Data entries
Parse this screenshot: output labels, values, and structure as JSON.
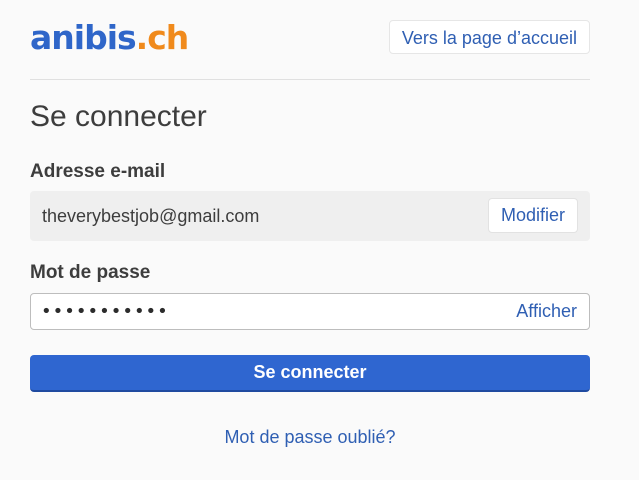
{
  "header": {
    "logo_main": "anibis",
    "logo_suffix": ".ch",
    "home_link_label": "Vers la page d’accueil"
  },
  "login": {
    "title": "Se connecter",
    "email_label": "Adresse e-mail",
    "email_value": "theverybestjob@gmail.com",
    "modify_label": "Modifier",
    "password_label": "Mot de passe",
    "password_value": "•••••••••••",
    "show_label": "Afficher",
    "submit_label": "Se connecter",
    "forgot_label": "Mot de passe oublié?"
  },
  "colors": {
    "brand_blue": "#2f66c9",
    "brand_orange": "#f08a1c",
    "primary_button": "#2f66d0",
    "link": "#2f5fb3"
  }
}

• **Written request**
Reproduce every entry word for word, but omit the pictures.

• **The answer**
Parse this screenshot: output labels, values, and structure as JSON.
{
  "header": {
    "logo_main": "anibis",
    "logo_suffix": ".ch",
    "home_link_label": "Vers la page d’accueil"
  },
  "login": {
    "title": "Se connecter",
    "email_label": "Adresse e-mail",
    "email_value": "theverybestjob@gmail.com",
    "modify_label": "Modifier",
    "password_label": "Mot de passe",
    "password_value": "•••••••••••",
    "show_label": "Afficher",
    "submit_label": "Se connecter",
    "forgot_label": "Mot de passe oublié?"
  },
  "colors": {
    "brand_blue": "#2f66c9",
    "brand_orange": "#f08a1c",
    "primary_button": "#2f66d0",
    "link": "#2f5fb3"
  }
}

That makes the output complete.